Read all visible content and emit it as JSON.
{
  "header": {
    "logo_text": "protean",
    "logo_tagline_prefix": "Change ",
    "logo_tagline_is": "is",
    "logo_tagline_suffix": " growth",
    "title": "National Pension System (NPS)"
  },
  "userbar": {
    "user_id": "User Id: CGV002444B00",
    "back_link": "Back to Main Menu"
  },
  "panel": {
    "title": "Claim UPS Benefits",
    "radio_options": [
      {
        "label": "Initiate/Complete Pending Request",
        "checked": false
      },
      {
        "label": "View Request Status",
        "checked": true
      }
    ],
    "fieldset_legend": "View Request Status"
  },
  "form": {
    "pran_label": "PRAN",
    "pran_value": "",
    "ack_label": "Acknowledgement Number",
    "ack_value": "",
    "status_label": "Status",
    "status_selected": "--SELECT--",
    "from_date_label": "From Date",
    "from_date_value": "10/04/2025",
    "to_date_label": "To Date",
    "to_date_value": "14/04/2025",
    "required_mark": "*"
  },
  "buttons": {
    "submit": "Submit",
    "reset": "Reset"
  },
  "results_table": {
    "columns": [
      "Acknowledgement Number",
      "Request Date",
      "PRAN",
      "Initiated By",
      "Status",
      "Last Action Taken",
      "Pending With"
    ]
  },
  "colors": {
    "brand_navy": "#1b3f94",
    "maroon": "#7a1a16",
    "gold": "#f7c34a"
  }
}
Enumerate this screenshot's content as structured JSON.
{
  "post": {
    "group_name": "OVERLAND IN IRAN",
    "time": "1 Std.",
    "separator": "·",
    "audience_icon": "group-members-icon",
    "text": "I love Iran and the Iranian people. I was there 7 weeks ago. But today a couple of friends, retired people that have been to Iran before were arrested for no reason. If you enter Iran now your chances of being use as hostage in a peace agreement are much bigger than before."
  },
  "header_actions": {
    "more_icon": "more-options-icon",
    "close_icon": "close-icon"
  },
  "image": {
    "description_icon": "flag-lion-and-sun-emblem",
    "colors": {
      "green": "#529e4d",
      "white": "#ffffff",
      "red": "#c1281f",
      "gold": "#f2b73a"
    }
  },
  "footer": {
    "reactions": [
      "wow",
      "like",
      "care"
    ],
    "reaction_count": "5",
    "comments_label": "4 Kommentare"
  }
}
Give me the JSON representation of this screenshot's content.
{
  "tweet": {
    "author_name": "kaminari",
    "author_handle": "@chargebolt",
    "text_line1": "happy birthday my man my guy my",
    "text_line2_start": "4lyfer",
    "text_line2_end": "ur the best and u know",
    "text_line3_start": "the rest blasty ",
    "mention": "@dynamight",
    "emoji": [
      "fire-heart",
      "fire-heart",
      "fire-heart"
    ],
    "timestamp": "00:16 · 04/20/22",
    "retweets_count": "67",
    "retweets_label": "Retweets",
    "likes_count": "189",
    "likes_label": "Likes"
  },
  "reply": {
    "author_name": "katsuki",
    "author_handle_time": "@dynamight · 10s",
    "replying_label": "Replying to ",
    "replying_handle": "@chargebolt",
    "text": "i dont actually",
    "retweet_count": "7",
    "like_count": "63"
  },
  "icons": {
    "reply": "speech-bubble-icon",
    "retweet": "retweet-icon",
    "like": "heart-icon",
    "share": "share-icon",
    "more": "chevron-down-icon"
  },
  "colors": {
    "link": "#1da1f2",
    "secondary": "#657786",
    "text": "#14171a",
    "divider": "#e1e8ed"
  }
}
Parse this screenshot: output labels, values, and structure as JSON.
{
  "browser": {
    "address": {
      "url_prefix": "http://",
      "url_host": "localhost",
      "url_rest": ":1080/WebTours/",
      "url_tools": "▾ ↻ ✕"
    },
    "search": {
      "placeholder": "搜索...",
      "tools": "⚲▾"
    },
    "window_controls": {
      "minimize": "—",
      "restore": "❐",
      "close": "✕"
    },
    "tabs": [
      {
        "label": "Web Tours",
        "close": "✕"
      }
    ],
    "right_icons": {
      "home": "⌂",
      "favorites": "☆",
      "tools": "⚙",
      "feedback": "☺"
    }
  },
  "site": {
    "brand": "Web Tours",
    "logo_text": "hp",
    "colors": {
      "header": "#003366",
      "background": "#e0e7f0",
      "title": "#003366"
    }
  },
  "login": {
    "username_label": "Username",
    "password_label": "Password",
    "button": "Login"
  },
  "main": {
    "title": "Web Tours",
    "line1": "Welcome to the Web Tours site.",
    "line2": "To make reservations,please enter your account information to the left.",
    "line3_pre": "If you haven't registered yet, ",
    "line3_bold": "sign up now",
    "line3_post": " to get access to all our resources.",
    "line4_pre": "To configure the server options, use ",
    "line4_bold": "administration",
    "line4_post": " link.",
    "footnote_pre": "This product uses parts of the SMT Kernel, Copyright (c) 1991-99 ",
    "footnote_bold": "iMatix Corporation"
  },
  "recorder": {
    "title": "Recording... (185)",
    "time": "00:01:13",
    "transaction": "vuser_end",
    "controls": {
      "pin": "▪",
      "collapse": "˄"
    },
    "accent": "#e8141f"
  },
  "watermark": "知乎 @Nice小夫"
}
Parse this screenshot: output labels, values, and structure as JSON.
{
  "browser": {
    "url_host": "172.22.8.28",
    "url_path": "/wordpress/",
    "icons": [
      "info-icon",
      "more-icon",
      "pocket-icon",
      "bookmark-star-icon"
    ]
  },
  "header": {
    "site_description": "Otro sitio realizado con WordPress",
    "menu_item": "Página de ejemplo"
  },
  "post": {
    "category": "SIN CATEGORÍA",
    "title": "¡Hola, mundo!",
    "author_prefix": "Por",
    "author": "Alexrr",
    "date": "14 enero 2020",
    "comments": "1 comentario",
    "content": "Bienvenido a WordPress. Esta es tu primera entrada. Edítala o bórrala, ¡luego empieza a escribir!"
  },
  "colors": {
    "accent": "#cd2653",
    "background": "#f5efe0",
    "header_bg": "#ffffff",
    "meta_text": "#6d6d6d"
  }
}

● Written problem
Nothing may be left out: return each entry exactly as it reads.

● Task output
Read all visible content and emit it as JSON.
{
  "header": {
    "logo_text": "protean",
    "logo_tagline_prefix": "Change ",
    "logo_tagline_is": "is",
    "logo_tagline_suffix": " growth",
    "title": "National Pension System (NPS)"
  },
  "userbar": {
    "user_id": "User Id: CGV002444B00",
    "back_link": "Back to Main Menu"
  },
  "panel": {
    "title": "Claim UPS Benefits",
    "radio_options": [
      {
        "label": "Initiate/Complete Pending Request",
        "checked": false
      },
      {
        "label": "View Request Status",
        "checked": true
      }
    ],
    "fieldset_legend": "View Request Status"
  },
  "form": {
    "pran_label": "PRAN",
    "pran_value": "",
    "ack_label": "Acknowledgement Number",
    "ack_value": "",
    "status_label": "Status",
    "status_selected": "--SELECT--",
    "from_date_label": "From Date",
    "from_date_value": "10/04/2025",
    "to_date_label": "To Date",
    "to_date_value": "14/04/2025",
    "required_mark": "*"
  },
  "buttons": {
    "submit": "Submit",
    "reset": "Reset"
  },
  "results_table": {
    "columns": [
      "Acknowledgement Number",
      "Request Date",
      "PRAN",
      "Initiated By",
      "Status",
      "Last Action Taken",
      "Pending With"
    ]
  },
  "colors": {
    "brand_navy": "#1b3f94",
    "maroon": "#7a1a16",
    "gold": "#f7c34a"
  }
}
Enumerate this screenshot's content as structured JSON.
{
  "post": {
    "group_name": "OVERLAND IN IRAN",
    "time": "1 Std.",
    "separator": "·",
    "audience_icon": "group-members-icon",
    "text": "I love Iran and the Iranian people. I was there 7 weeks ago. But today a couple of friends, retired people that have been to Iran before were arrested for no reason. If you enter Iran now your chances of being use as hostage in a peace agreement are much bigger than before."
  },
  "header_actions": {
    "more_icon": "more-options-icon",
    "close_icon": "close-icon"
  },
  "image": {
    "description_icon": "flag-lion-and-sun-emblem",
    "colors": {
      "green": "#529e4d",
      "white": "#ffffff",
      "red": "#c1281f",
      "gold": "#f2b73a"
    }
  },
  "footer": {
    "reactions": [
      "wow",
      "like",
      "care"
    ],
    "reaction_count": "5",
    "comments_label": "4 Kommentare"
  }
}
Give me the JSON representation of this screenshot's content.
{
  "tweet": {
    "author_name": "kaminari",
    "author_handle": "@chargebolt",
    "text_line1": "happy birthday my man my guy my",
    "text_line2_start": "4lyfer",
    "text_line2_end": "ur the best and u know",
    "text_line3_start": "the rest blasty ",
    "mention": "@dynamight",
    "emoji": [
      "fire-heart",
      "fire-heart",
      "fire-heart"
    ],
    "timestamp": "00:16 · 04/20/22",
    "retweets_count": "67",
    "retweets_label": "Retweets",
    "likes_count": "189",
    "likes_label": "Likes"
  },
  "reply": {
    "author_name": "katsuki",
    "author_handle_time": "@dynamight · 10s",
    "replying_label": "Replying to ",
    "replying_handle": "@chargebolt",
    "text": "i dont actually",
    "retweet_count": "7",
    "like_count": "63"
  },
  "icons": {
    "reply": "speech-bubble-icon",
    "retweet": "retweet-icon",
    "like": "heart-icon",
    "share": "share-icon",
    "more": "chevron-down-icon"
  },
  "colors": {
    "link": "#1da1f2",
    "secondary": "#657786",
    "text": "#14171a",
    "divider": "#e1e8ed"
  }
}
Parse this screenshot: output labels, values, and structure as JSON.
{
  "browser": {
    "address": {
      "url_prefix": "http://",
      "url_host": "localhost",
      "url_rest": ":1080/WebTours/",
      "url_tools": "▾ ↻ ✕"
    },
    "search": {
      "placeholder": "搜索...",
      "tools": "⚲▾"
    },
    "window_controls": {
      "minimize": "—",
      "restore": "❐",
      "close": "✕"
    },
    "tabs": [
      {
        "label": "Web Tours",
        "close": "✕"
      }
    ],
    "right_icons": {
      "home": "⌂",
      "favorites": "☆",
      "tools": "⚙",
      "feedback": "☺"
    }
  },
  "site": {
    "brand": "Web Tours",
    "logo_text": "hp",
    "colors": {
      "header": "#003366",
      "background": "#e0e7f0",
      "title": "#003366"
    }
  },
  "login": {
    "username_label": "Username",
    "password_label": "Password",
    "button": "Login"
  },
  "main": {
    "title": "Web Tours",
    "line1": "Welcome to the Web Tours site.",
    "line2": "To make reservations,please enter your account information to the left.",
    "line3_pre": "If you haven't registered yet, ",
    "line3_bold": "sign up now",
    "line3_post": " to get access to all our resources.",
    "line4_pre": "To configure the server options, use ",
    "line4_bold": "administration",
    "line4_post": " link.",
    "footnote_pre": "This product uses parts of the SMT Kernel, Copyright (c) 1991-99 ",
    "footnote_bold": "iMatix Corporation"
  },
  "recorder": {
    "title": "Recording... (185)",
    "time": "00:01:13",
    "transaction": "vuser_end",
    "controls": {
      "pin": "▪",
      "collapse": "˄"
    },
    "accent": "#e8141f"
  },
  "watermark": "知乎 @Nice小夫"
}
Parse this screenshot: output labels, values, and structure as JSON.
{
  "browser": {
    "url_host": "172.22.8.28",
    "url_path": "/wordpress/",
    "icons": [
      "info-icon",
      "more-icon",
      "pocket-icon",
      "bookmark-star-icon"
    ]
  },
  "header": {
    "site_description": "Otro sitio realizado con WordPress",
    "menu_item": "Página de ejemplo"
  },
  "post": {
    "category": "SIN CATEGORÍA",
    "title": "¡Hola, mundo!",
    "author_prefix": "Por",
    "author": "Alexrr",
    "date": "14 enero 2020",
    "comments": "1 comentario",
    "content": "Bienvenido a WordPress. Esta es tu primera entrada. Edítala o bórrala, ¡luego empieza a escribir!"
  },
  "colors": {
    "accent": "#cd2653",
    "background": "#f5efe0",
    "header_bg": "#ffffff",
    "meta_text": "#6d6d6d"
  }
}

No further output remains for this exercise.